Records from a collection
------

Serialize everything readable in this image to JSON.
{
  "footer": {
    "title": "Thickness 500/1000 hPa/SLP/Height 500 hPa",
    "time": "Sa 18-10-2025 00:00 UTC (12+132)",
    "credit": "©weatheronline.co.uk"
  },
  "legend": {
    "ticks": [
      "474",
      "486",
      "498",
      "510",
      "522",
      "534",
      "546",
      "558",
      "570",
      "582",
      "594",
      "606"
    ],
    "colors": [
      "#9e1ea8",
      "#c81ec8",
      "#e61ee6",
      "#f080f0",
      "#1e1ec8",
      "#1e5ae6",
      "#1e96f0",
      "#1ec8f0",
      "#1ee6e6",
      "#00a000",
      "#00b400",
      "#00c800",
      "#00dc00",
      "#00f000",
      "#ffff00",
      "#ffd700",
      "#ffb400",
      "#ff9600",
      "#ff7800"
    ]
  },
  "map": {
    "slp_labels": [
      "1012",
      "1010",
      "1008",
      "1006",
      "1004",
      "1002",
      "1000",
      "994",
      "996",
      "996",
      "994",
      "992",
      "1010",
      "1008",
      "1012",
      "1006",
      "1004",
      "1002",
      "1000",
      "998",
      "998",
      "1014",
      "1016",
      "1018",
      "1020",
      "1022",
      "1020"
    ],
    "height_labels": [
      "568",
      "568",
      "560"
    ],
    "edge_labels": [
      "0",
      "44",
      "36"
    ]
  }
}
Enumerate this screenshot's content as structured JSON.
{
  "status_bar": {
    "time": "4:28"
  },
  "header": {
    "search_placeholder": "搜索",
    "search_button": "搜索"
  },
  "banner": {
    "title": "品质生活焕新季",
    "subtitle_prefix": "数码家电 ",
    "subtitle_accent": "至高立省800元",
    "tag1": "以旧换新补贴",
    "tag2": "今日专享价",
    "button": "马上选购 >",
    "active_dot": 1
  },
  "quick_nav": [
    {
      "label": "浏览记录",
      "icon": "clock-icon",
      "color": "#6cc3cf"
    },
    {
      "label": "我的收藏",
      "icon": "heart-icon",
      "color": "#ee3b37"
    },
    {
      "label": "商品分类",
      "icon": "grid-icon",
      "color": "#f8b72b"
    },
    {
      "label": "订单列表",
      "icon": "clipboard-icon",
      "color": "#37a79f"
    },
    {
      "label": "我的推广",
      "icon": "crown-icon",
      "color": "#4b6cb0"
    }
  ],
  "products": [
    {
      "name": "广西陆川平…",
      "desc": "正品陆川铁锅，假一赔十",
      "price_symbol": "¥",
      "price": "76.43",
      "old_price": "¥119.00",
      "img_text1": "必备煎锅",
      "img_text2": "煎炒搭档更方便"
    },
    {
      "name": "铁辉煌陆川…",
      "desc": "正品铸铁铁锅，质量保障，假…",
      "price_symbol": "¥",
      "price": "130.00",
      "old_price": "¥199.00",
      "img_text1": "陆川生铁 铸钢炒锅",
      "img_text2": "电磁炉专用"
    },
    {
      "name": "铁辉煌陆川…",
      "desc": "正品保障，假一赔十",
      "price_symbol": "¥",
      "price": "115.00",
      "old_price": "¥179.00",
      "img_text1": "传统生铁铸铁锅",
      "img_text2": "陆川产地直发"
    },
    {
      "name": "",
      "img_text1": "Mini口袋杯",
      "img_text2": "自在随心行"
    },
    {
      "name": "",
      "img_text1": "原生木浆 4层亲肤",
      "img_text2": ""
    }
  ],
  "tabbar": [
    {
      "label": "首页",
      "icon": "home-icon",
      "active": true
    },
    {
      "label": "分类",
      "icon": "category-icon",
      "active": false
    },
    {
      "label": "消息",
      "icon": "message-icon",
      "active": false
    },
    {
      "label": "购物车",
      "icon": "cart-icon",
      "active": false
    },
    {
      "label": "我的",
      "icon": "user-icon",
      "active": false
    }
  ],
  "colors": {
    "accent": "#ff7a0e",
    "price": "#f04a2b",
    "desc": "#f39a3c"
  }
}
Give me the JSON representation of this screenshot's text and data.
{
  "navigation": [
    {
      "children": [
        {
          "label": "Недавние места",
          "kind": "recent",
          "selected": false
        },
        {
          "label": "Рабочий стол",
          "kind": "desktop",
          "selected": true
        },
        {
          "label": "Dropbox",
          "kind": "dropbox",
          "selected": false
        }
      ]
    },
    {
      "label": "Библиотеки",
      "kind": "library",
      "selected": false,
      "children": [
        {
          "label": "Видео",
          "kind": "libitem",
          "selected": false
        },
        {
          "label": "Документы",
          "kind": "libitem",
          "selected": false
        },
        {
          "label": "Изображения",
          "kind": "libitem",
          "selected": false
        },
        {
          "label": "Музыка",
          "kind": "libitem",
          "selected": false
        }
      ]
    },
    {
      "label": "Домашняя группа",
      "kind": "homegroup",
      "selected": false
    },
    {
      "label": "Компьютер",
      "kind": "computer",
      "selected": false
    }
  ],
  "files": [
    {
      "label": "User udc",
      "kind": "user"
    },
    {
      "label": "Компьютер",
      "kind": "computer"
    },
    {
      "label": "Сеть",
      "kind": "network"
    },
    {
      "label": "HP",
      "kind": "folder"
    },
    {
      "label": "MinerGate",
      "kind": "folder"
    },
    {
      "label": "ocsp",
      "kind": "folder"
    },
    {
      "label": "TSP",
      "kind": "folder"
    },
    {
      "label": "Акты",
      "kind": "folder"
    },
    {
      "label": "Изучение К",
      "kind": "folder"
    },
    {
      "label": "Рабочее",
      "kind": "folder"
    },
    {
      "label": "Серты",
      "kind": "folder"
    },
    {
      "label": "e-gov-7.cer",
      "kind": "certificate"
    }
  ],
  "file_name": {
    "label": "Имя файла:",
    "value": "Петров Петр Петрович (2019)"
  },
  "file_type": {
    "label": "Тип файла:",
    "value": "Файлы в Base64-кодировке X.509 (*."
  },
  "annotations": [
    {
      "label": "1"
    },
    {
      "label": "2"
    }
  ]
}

------

Exercise brief:
Nothing in the listing may be changed; retype it all exactly.

Complete output:
Serialize everything readable in this image to JSON.
{
  "footer": {
    "title": "Thickness 500/1000 hPa/SLP/Height 500 hPa",
    "time": "Sa 18-10-2025 00:00 UTC (12+132)",
    "credit": "©weatheronline.co.uk"
  },
  "legend": {
    "ticks": [
      "474",
      "486",
      "498",
      "510",
      "522",
      "534",
      "546",
      "558",
      "570",
      "582",
      "594",
      "606"
    ],
    "colors": [
      "#9e1ea8",
      "#c81ec8",
      "#e61ee6",
      "#f080f0",
      "#1e1ec8",
      "#1e5ae6",
      "#1e96f0",
      "#1ec8f0",
      "#1ee6e6",
      "#00a000",
      "#00b400",
      "#00c800",
      "#00dc00",
      "#00f000",
      "#ffff00",
      "#ffd700",
      "#ffb400",
      "#ff9600",
      "#ff7800"
    ]
  },
  "map": {
    "slp_labels": [
      "1012",
      "1010",
      "1008",
      "1006",
      "1004",
      "1002",
      "1000",
      "994",
      "996",
      "996",
      "994",
      "992",
      "1010",
      "1008",
      "1012",
      "1006",
      "1004",
      "1002",
      "1000",
      "998",
      "998",
      "1014",
      "1016",
      "1018",
      "1020",
      "1022",
      "1020"
    ],
    "height_labels": [
      "568",
      "568",
      "560"
    ],
    "edge_labels": [
      "0",
      "44",
      "36"
    ]
  }
}
Enumerate this screenshot's content as structured JSON.
{
  "status_bar": {
    "time": "4:28"
  },
  "header": {
    "search_placeholder": "搜索",
    "search_button": "搜索"
  },
  "banner": {
    "title": "品质生活焕新季",
    "subtitle_prefix": "数码家电 ",
    "subtitle_accent": "至高立省800元",
    "tag1": "以旧换新补贴",
    "tag2": "今日专享价",
    "button": "马上选购 >",
    "active_dot": 1
  },
  "quick_nav": [
    {
      "label": "浏览记录",
      "icon": "clock-icon",
      "color": "#6cc3cf"
    },
    {
      "label": "我的收藏",
      "icon": "heart-icon",
      "color": "#ee3b37"
    },
    {
      "label": "商品分类",
      "icon": "grid-icon",
      "color": "#f8b72b"
    },
    {
      "label": "订单列表",
      "icon": "clipboard-icon",
      "color": "#37a79f"
    },
    {
      "label": "我的推广",
      "icon": "crown-icon",
      "color": "#4b6cb0"
    }
  ],
  "products": [
    {
      "name": "广西陆川平…",
      "desc": "正品陆川铁锅，假一赔十",
      "price_symbol": "¥",
      "price": "76.43",
      "old_price": "¥119.00",
      "img_text1": "必备煎锅",
      "img_text2": "煎炒搭档更方便"
    },
    {
      "name": "铁辉煌陆川…",
      "desc": "正品铸铁铁锅，质量保障，假…",
      "price_symbol": "¥",
      "price": "130.00",
      "old_price": "¥199.00",
      "img_text1": "陆川生铁 铸钢炒锅",
      "img_text2": "电磁炉专用"
    },
    {
      "name": "铁辉煌陆川…",
      "desc": "正品保障，假一赔十",
      "price_symbol": "¥",
      "price": "115.00",
      "old_price": "¥179.00",
      "img_text1": "传统生铁铸铁锅",
      "img_text2": "陆川产地直发"
    },
    {
      "name": "",
      "img_text1": "Mini口袋杯",
      "img_text2": "自在随心行"
    },
    {
      "name": "",
      "img_text1": "原生木浆 4层亲肤",
      "img_text2": ""
    }
  ],
  "tabbar": [
    {
      "label": "首页",
      "icon": "home-icon",
      "active": true
    },
    {
      "label": "分类",
      "icon": "category-icon",
      "active": false
    },
    {
      "label": "消息",
      "icon": "message-icon",
      "active": false
    },
    {
      "label": "购物车",
      "icon": "cart-icon",
      "active": false
    },
    {
      "label": "我的",
      "icon": "user-icon",
      "active": false
    }
  ],
  "colors": {
    "accent": "#ff7a0e",
    "price": "#f04a2b",
    "desc": "#f39a3c"
  }
}
Give me the JSON representation of this screenshot's text and data.
{
  "navigation": [
    {
      "children": [
        {
          "label": "Недавние места",
          "kind": "recent",
          "selected": false
        },
        {
          "label": "Рабочий стол",
          "kind": "desktop",
          "selected": true
        },
        {
          "label": "Dropbox",
          "kind": "dropbox",
          "selected": false
        }
      ]
    },
    {
      "label": "Библиотеки",
      "kind": "library",
      "selected": false,
      "children": [
        {
          "label": "Видео",
          "kind": "libitem",
          "selected": false
        },
        {
          "label": "Документы",
          "kind": "libitem",
          "selected": false
        },
        {
          "label": "Изображения",
          "kind": "libitem",
          "selected": false
        },
        {
          "label": "Музыка",
          "kind": "libitem",
          "selected": false
        }
      ]
    },
    {
      "label": "Домашняя группа",
      "kind": "homegroup",
      "selected": false
    },
    {
      "label": "Компьютер",
      "kind": "computer",
      "selected": false
    }
  ],
  "files": [
    {
      "label": "User udc",
      "kind": "user"
    },
    {
      "label": "Компьютер",
      "kind": "computer"
    },
    {
      "label": "Сеть",
      "kind": "network"
    },
    {
      "label": "HP",
      "kind": "folder"
    },
    {
      "label": "MinerGate",
      "kind": "folder"
    },
    {
      "label": "ocsp",
      "kind": "folder"
    },
    {
      "label": "TSP",
      "kind": "folder"
    },
    {
      "label": "Акты",
      "kind": "folder"
    },
    {
      "label": "Изучение К",
      "kind": "folder"
    },
    {
      "label": "Рабочее",
      "kind": "folder"
    },
    {
      "label": "Серты",
      "kind": "folder"
    },
    {
      "label": "e-gov-7.cer",
      "kind": "certificate"
    }
  ],
  "file_name": {
    "label": "Имя файла:",
    "value": "Петров Петр Петрович (2019)"
  },
  "file_type": {
    "label": "Тип файла:",
    "value": "Файлы в Base64-кодировке X.509 (*."
  },
  "annotations": [
    {
      "label": "1"
    },
    {
      "label": "2"
    }
  ]
}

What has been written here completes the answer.